Write out the listing in full, matching it word for word.

*** Data to use

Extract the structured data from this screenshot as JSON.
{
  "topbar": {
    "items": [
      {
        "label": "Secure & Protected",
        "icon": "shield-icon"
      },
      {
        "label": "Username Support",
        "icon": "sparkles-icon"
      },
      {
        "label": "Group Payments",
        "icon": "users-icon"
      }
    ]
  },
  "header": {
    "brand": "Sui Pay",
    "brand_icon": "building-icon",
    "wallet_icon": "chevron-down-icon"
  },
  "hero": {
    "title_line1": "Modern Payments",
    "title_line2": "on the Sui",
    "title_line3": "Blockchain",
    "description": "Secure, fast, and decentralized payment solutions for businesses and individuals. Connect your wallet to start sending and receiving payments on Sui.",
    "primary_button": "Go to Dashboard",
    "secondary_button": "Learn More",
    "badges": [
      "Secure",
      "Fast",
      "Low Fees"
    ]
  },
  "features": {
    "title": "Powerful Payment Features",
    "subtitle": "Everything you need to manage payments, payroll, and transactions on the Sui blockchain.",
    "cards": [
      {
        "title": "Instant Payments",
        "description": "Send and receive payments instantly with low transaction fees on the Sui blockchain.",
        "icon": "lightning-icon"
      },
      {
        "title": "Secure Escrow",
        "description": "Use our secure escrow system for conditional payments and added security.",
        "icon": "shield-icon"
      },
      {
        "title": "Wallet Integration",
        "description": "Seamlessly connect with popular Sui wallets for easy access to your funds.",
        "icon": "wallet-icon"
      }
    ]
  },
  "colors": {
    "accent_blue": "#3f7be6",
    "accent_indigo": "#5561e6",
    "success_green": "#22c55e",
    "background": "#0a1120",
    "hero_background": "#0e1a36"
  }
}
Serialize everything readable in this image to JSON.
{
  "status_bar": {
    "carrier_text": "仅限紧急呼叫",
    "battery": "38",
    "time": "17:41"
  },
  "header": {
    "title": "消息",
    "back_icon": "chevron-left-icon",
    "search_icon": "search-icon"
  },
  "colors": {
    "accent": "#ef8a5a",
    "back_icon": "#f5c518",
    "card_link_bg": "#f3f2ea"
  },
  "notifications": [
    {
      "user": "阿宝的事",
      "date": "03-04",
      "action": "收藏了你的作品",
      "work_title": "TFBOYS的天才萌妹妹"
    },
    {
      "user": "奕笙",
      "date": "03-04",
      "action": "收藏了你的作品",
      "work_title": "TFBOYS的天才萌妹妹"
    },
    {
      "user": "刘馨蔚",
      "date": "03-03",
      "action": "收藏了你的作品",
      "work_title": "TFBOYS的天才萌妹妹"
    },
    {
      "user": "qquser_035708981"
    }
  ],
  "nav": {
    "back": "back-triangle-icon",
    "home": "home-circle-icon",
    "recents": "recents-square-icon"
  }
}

******

**Answer in full:**
Extract the structured data from this screenshot as JSON.
{
  "topbar": {
    "items": [
      {
        "label": "Secure & Protected",
        "icon": "shield-icon"
      },
      {
        "label": "Username Support",
        "icon": "sparkles-icon"
      },
      {
        "label": "Group Payments",
        "icon": "users-icon"
      }
    ]
  },
  "header": {
    "brand": "Sui Pay",
    "brand_icon": "building-icon",
    "wallet_icon": "chevron-down-icon"
  },
  "hero": {
    "title_line1": "Modern Payments",
    "title_line2": "on the Sui",
    "title_line3": "Blockchain",
    "description": "Secure, fast, and decentralized payment solutions for businesses and individuals. Connect your wallet to start sending and receiving payments on Sui.",
    "primary_button": "Go to Dashboard",
    "secondary_button": "Learn More",
    "badges": [
      "Secure",
      "Fast",
      "Low Fees"
    ]
  },
  "features": {
    "title": "Powerful Payment Features",
    "subtitle": "Everything you need to manage payments, payroll, and transactions on the Sui blockchain.",
    "cards": [
      {
        "title": "Instant Payments",
        "description": "Send and receive payments instantly with low transaction fees on the Sui blockchain.",
        "icon": "lightning-icon"
      },
      {
        "title": "Secure Escrow",
        "description": "Use our secure escrow system for conditional payments and added security.",
        "icon": "shield-icon"
      },
      {
        "title": "Wallet Integration",
        "description": "Seamlessly connect with popular Sui wallets for easy access to your funds.",
        "icon": "wallet-icon"
      }
    ]
  },
  "colors": {
    "accent_blue": "#3f7be6",
    "accent_indigo": "#5561e6",
    "success_green": "#22c55e",
    "background": "#0a1120",
    "hero_background": "#0e1a36"
  }
}
Serialize everything readable in this image to JSON.
{
  "status_bar": {
    "carrier_text": "仅限紧急呼叫",
    "battery": "38",
    "time": "17:41"
  },
  "header": {
    "title": "消息",
    "back_icon": "chevron-left-icon",
    "search_icon": "search-icon"
  },
  "colors": {
    "accent": "#ef8a5a",
    "back_icon": "#f5c518",
    "card_link_bg": "#f3f2ea"
  },
  "notifications": [
    {
      "user": "阿宝的事",
      "date": "03-04",
      "action": "收藏了你的作品",
      "work_title": "TFBOYS的天才萌妹妹"
    },
    {
      "user": "奕笙",
      "date": "03-04",
      "action": "收藏了你的作品",
      "work_title": "TFBOYS的天才萌妹妹"
    },
    {
      "user": "刘馨蔚",
      "date": "03-03",
      "action": "收藏了你的作品",
      "work_title": "TFBOYS的天才萌妹妹"
    },
    {
      "user": "qquser_035708981"
    }
  ],
  "nav": {
    "back": "back-triangle-icon",
    "home": "home-circle-icon",
    "recents": "recents-square-icon"
  }
}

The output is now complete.